* [DATASET RECORDS]:

╭──

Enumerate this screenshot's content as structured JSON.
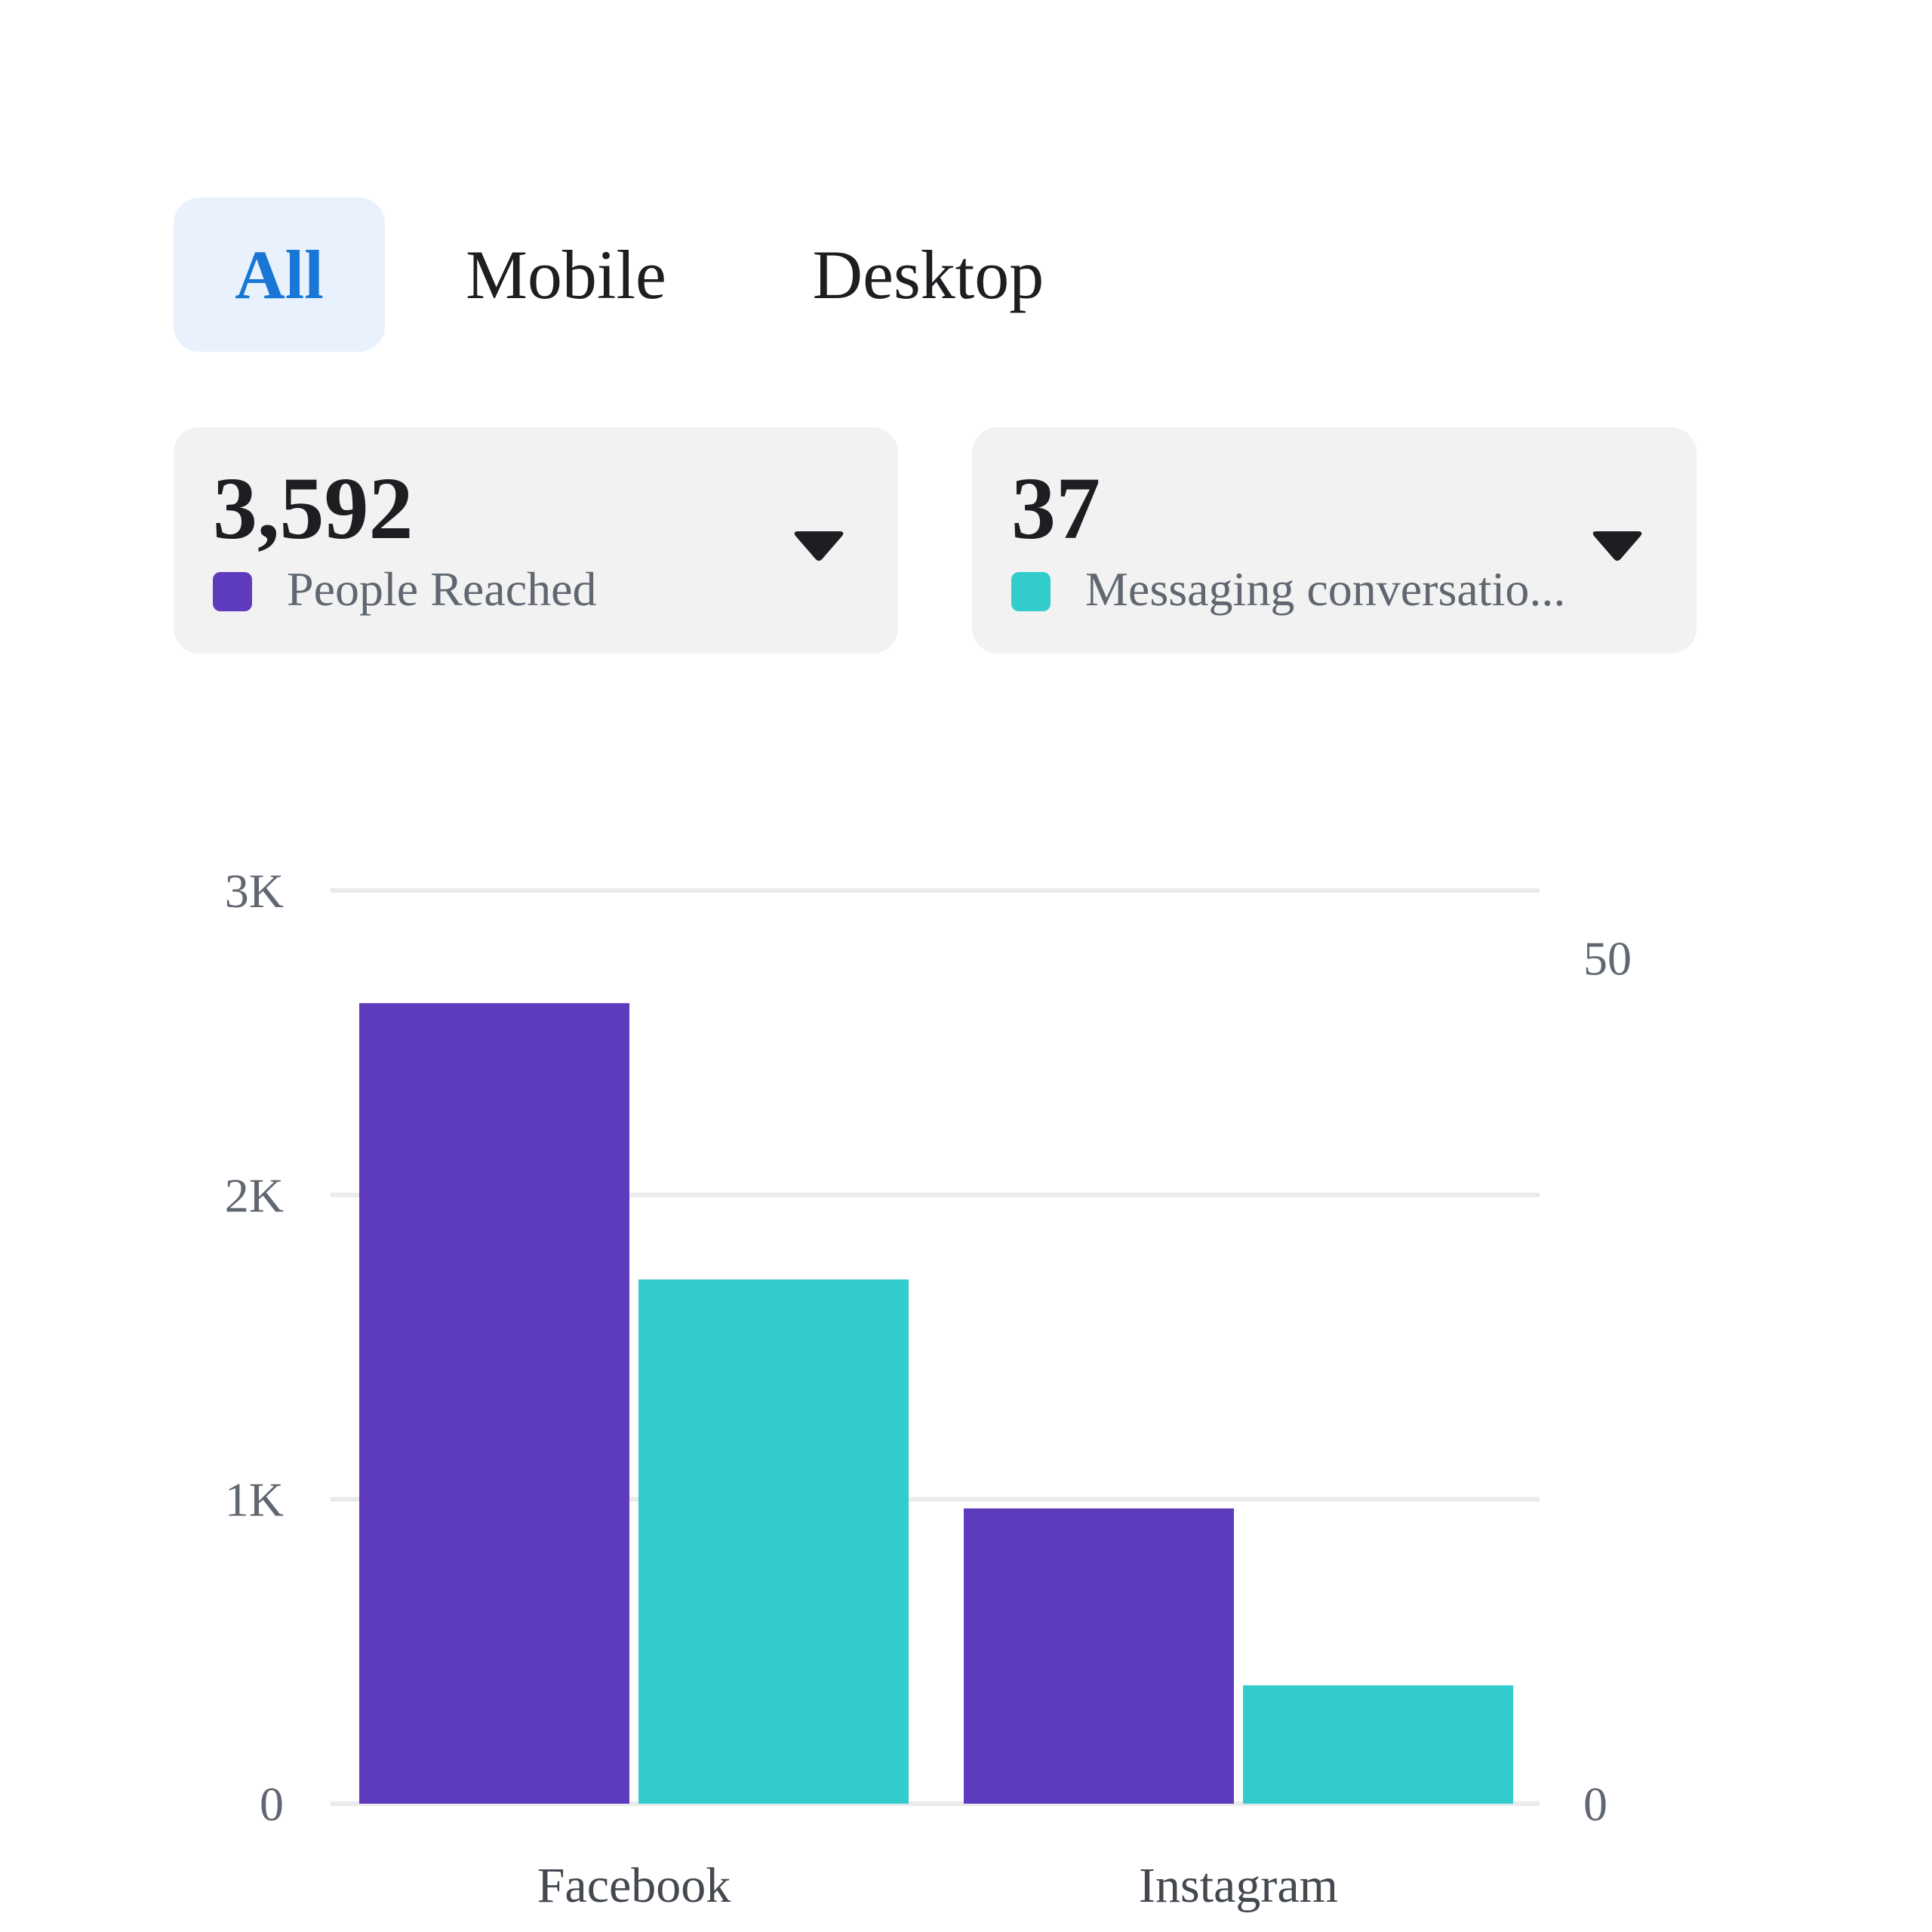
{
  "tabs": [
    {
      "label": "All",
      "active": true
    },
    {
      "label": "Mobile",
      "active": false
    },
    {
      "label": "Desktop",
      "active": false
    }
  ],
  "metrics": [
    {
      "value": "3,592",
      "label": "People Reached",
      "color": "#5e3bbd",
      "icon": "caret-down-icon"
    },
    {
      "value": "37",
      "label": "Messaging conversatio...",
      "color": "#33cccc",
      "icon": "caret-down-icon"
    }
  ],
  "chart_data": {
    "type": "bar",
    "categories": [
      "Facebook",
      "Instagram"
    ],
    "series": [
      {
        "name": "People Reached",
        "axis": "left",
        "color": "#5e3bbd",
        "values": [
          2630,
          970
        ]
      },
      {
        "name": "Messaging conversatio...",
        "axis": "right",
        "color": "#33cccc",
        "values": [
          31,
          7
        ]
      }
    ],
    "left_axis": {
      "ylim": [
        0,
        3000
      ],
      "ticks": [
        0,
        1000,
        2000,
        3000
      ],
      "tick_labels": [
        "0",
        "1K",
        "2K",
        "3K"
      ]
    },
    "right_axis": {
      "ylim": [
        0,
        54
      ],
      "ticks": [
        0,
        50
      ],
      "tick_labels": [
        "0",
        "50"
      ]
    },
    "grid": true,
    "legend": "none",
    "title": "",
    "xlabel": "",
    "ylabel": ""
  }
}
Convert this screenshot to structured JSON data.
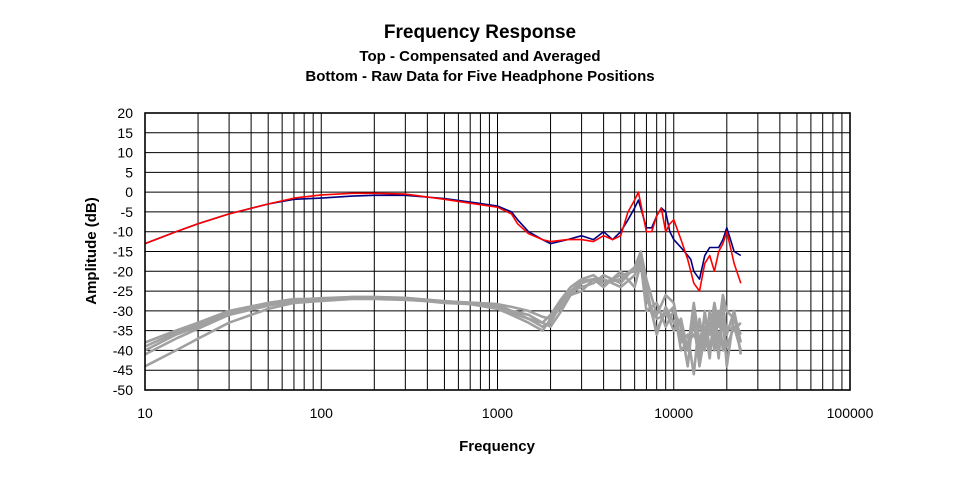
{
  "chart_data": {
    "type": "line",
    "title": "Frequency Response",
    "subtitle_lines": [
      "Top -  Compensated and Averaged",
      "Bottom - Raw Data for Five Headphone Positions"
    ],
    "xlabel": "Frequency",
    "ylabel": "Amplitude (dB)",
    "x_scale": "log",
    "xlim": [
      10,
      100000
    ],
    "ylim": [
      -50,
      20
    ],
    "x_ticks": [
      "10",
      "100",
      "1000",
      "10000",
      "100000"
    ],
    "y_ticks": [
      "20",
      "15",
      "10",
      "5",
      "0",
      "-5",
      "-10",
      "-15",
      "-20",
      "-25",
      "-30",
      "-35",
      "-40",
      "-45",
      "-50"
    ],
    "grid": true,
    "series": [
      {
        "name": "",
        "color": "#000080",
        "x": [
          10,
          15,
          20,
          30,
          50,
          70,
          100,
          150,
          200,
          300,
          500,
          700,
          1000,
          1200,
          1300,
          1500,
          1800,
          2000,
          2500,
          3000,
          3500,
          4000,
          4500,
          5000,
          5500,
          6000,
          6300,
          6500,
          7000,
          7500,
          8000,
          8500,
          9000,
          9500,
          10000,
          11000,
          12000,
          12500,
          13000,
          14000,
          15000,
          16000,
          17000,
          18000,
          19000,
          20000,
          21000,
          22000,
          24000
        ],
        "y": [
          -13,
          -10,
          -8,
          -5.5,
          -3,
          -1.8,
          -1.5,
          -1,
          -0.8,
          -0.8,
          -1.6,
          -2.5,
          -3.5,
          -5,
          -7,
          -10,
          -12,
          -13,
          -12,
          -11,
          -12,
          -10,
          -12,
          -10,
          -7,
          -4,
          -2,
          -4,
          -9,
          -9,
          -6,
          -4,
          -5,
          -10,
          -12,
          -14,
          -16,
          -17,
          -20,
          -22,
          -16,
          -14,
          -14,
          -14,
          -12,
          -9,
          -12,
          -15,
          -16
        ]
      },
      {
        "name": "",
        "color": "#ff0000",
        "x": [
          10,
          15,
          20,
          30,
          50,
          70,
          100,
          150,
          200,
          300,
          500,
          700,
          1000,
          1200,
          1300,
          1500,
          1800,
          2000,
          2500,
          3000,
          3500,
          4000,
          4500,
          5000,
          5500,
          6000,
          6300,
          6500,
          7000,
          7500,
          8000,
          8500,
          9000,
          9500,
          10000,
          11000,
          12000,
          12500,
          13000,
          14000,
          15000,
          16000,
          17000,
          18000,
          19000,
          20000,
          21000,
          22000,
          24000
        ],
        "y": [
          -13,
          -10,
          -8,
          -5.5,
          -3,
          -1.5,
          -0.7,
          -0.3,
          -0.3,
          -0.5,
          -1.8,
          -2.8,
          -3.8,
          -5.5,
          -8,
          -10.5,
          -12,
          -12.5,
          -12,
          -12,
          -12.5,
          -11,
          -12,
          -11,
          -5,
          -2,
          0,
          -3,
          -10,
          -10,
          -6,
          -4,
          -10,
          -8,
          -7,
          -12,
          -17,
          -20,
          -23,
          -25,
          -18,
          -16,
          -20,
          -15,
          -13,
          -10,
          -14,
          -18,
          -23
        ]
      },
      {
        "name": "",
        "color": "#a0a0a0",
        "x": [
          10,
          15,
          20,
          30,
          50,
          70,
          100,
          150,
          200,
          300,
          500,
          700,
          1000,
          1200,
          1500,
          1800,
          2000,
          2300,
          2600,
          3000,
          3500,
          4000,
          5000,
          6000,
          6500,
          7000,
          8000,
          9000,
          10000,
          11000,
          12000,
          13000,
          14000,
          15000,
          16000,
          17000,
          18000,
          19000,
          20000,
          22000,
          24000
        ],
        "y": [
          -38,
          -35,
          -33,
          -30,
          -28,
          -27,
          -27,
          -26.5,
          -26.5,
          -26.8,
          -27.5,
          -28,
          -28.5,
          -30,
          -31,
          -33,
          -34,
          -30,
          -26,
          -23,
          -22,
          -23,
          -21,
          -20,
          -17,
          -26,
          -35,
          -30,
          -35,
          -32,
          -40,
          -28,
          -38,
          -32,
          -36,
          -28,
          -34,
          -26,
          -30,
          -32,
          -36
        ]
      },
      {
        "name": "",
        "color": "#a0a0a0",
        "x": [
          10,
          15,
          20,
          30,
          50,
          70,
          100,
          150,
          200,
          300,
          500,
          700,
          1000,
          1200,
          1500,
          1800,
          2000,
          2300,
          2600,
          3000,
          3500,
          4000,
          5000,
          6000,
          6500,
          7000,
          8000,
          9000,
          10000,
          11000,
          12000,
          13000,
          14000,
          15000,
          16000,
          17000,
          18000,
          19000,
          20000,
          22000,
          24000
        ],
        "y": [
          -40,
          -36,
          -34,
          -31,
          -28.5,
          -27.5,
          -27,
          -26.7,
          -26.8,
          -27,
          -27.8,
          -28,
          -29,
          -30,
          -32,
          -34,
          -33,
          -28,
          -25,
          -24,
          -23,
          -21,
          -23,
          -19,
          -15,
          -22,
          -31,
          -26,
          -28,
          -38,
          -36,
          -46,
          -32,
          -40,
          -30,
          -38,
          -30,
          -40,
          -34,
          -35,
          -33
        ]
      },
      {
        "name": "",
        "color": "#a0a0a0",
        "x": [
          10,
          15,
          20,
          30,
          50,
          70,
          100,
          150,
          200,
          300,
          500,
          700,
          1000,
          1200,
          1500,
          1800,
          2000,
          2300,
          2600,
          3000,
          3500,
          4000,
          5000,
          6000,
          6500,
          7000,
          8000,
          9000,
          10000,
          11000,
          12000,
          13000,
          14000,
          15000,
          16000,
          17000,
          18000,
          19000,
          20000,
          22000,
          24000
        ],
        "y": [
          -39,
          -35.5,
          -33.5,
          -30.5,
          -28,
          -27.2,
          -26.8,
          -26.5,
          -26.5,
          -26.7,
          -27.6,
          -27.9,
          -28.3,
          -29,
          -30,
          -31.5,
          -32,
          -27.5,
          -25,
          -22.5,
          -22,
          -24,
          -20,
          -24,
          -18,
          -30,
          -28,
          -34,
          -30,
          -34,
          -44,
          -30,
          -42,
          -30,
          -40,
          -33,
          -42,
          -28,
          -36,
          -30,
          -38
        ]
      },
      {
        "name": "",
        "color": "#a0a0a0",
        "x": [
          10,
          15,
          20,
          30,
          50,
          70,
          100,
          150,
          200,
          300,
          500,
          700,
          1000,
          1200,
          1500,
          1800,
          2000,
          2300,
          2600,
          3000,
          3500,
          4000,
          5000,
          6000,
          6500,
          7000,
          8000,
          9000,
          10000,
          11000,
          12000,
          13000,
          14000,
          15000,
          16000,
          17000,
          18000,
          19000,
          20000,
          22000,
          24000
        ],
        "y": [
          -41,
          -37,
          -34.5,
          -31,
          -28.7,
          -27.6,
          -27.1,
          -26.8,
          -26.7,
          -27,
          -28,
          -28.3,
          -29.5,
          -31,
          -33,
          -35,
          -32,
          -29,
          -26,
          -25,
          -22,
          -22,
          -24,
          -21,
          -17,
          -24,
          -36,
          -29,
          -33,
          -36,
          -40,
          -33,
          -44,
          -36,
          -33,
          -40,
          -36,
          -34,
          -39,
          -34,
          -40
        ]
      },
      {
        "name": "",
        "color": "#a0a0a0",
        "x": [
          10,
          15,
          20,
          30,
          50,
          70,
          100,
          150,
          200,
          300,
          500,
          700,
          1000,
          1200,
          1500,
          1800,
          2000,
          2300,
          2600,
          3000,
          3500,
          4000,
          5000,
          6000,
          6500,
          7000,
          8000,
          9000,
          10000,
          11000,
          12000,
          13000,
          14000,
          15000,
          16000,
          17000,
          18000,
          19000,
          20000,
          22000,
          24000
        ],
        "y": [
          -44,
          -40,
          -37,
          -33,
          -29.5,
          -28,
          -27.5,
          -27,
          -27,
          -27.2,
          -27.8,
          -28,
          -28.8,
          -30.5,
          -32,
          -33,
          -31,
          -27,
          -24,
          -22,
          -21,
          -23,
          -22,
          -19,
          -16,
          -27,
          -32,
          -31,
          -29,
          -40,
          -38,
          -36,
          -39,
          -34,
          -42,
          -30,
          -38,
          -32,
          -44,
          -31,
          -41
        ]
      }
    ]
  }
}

╰──

* [WHAT TO WORK ON]:
Extract every line that has the string "this" in it.

* [THE ANSWER]:
Enumerate this screenshot's content as structured JSON.
Convert this screenshot to structured JSON data.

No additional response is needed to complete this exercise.